__Input__:
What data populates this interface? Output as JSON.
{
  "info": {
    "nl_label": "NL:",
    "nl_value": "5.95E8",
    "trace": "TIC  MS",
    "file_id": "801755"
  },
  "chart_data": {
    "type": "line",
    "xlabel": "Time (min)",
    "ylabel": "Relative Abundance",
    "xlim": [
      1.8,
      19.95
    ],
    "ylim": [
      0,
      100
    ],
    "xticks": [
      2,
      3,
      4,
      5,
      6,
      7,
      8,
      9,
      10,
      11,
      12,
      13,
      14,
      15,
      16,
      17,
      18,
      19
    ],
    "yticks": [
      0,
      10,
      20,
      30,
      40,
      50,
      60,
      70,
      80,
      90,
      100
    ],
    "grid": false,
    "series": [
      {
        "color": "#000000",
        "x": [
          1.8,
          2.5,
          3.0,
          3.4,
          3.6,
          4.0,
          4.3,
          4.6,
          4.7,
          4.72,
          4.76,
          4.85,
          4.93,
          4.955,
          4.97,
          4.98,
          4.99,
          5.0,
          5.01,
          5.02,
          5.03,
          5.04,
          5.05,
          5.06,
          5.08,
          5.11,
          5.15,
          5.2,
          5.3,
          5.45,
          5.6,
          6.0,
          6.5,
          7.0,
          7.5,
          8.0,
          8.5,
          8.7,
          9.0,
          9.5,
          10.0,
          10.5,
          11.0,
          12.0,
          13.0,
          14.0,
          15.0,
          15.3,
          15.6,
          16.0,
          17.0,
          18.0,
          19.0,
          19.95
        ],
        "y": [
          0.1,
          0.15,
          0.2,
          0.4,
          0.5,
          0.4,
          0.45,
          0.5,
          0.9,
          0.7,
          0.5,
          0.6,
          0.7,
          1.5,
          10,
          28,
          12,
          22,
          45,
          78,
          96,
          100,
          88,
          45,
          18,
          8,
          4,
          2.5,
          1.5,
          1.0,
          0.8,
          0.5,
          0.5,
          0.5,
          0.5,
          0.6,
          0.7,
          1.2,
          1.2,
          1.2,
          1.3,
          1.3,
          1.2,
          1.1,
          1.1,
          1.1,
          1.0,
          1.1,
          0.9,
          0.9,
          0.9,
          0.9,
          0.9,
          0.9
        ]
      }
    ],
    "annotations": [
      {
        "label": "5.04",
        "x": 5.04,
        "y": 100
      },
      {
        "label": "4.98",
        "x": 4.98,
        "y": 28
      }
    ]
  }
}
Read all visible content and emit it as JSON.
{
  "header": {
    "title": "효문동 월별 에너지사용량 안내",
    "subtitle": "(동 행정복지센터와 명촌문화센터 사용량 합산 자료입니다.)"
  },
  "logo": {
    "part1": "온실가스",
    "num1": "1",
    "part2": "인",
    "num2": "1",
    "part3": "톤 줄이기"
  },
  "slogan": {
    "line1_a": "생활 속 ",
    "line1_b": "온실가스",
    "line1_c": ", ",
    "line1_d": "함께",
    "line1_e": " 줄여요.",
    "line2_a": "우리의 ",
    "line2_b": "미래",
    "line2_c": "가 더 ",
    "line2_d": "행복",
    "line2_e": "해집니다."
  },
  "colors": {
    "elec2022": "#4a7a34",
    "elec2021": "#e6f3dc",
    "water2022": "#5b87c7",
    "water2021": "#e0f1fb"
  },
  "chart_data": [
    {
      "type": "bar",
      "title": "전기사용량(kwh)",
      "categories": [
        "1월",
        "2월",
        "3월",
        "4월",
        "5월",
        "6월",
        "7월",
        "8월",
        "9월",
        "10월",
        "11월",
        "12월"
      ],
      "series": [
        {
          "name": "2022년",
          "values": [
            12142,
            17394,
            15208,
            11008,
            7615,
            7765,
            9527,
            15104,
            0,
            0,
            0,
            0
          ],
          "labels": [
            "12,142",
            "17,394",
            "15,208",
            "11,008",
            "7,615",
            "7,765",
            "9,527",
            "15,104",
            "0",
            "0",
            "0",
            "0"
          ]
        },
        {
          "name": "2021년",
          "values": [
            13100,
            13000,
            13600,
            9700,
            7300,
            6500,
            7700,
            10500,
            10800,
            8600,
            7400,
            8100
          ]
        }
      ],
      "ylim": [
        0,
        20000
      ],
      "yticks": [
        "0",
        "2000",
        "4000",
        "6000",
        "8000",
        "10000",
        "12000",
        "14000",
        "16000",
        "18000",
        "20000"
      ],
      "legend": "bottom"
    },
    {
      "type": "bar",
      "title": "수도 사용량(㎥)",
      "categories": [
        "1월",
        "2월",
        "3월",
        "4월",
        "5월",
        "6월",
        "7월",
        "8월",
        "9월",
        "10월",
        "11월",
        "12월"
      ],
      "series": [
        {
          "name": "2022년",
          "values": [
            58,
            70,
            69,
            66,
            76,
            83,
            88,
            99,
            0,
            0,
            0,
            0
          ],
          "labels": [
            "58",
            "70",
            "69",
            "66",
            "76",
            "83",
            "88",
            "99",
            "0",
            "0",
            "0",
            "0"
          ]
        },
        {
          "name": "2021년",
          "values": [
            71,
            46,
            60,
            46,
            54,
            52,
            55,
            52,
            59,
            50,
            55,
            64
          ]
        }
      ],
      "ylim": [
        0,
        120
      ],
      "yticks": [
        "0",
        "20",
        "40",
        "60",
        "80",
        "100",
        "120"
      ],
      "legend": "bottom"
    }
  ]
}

==

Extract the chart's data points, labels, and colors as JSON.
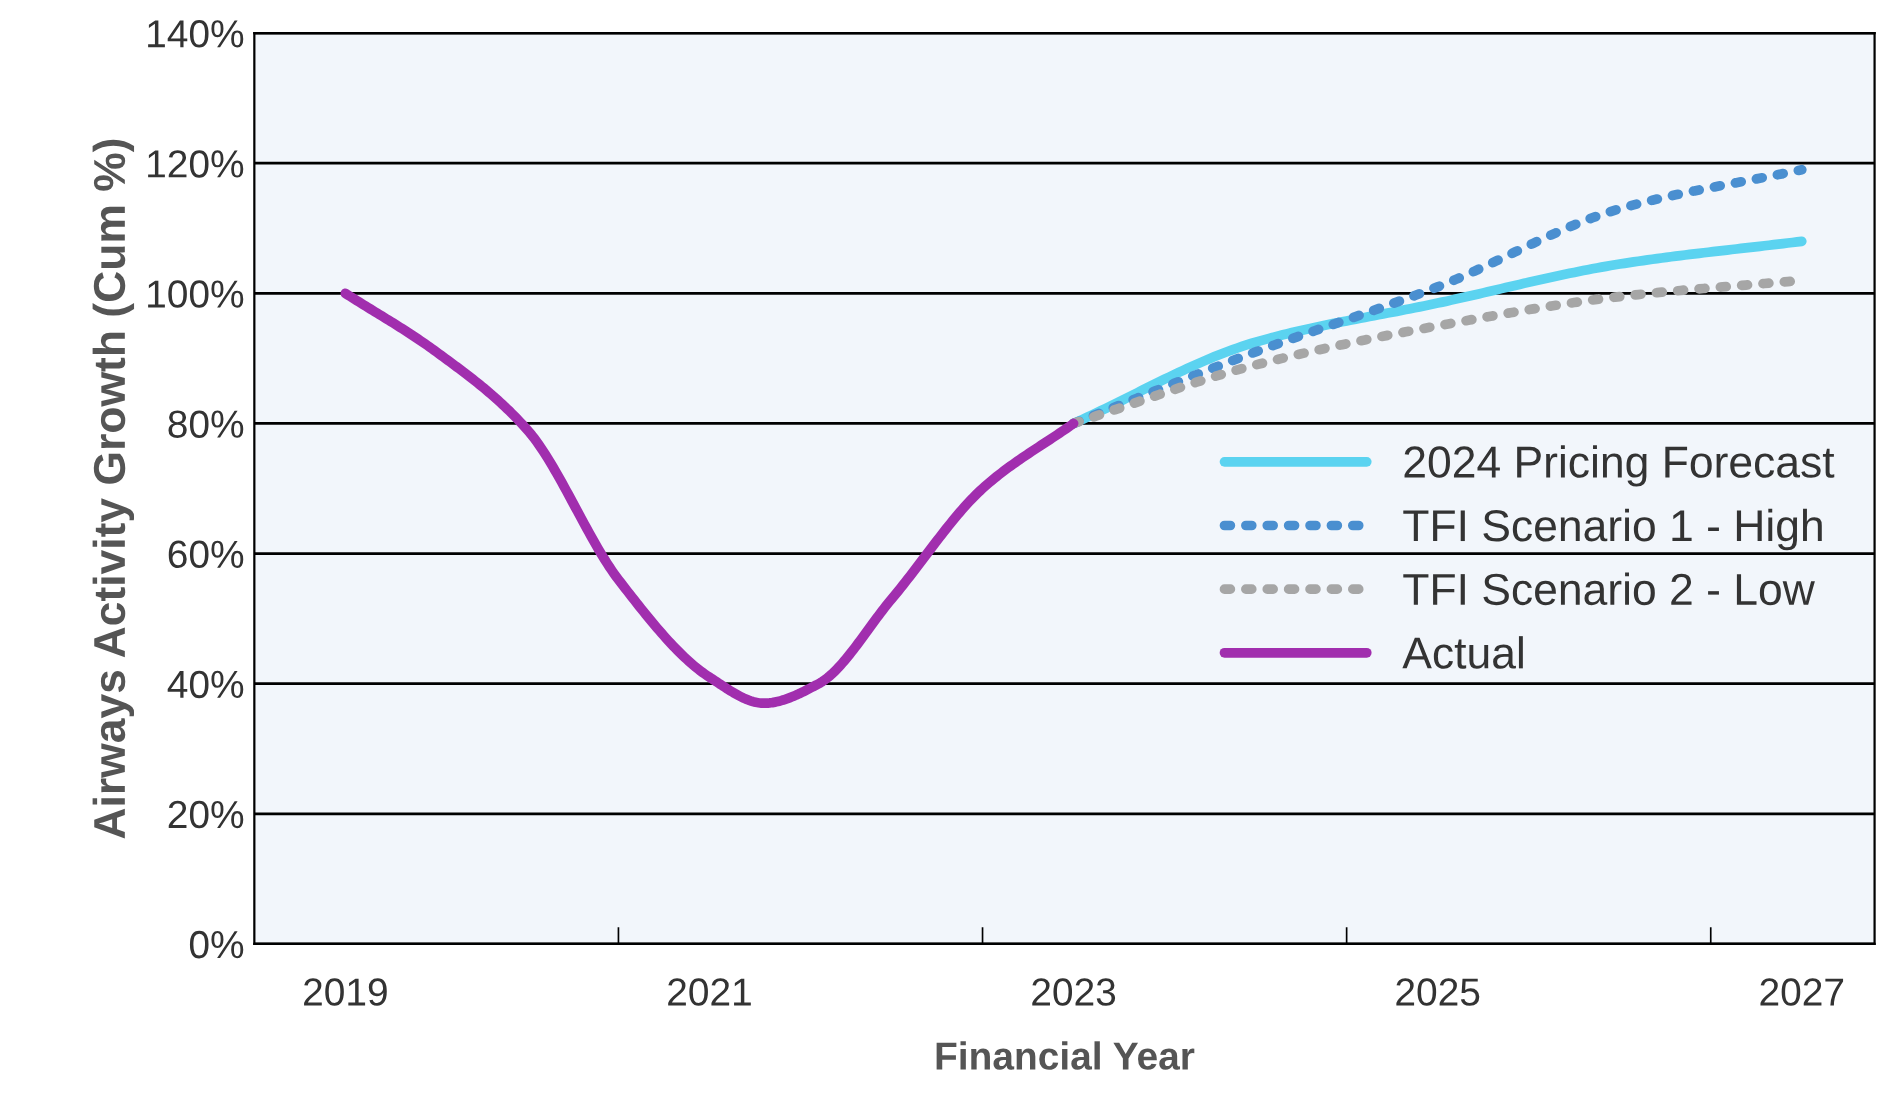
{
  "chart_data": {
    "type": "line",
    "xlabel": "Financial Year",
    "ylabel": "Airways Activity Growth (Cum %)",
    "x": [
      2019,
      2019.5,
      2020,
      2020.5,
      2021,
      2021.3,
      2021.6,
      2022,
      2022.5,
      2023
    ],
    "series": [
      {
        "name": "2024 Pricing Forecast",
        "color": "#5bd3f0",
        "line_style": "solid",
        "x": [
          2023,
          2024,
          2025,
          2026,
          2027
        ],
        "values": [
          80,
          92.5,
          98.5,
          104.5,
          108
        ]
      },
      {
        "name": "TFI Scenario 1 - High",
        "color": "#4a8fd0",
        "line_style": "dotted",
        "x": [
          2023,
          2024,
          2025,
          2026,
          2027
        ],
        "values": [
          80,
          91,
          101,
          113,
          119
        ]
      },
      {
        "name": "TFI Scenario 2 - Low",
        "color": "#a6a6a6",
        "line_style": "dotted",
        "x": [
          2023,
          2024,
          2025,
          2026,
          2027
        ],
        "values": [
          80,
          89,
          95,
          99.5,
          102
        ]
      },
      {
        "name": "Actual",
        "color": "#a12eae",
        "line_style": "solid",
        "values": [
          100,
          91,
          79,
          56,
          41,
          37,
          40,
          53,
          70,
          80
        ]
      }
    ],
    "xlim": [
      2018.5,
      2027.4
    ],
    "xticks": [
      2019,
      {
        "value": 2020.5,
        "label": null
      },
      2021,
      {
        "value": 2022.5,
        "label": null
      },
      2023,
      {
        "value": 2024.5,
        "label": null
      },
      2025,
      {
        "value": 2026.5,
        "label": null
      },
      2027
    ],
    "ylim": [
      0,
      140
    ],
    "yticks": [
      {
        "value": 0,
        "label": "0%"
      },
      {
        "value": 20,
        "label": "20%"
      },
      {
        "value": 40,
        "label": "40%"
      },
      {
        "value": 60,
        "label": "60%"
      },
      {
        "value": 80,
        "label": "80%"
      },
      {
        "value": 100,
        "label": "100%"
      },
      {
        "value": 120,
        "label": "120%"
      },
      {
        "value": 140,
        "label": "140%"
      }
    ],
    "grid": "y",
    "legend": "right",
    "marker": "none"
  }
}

__Short problem__: Return each line where "xlabel" shows up.

__Exercise answer__:
    "xlabel": "Time (min)",
    "xlabel": "Financial Year",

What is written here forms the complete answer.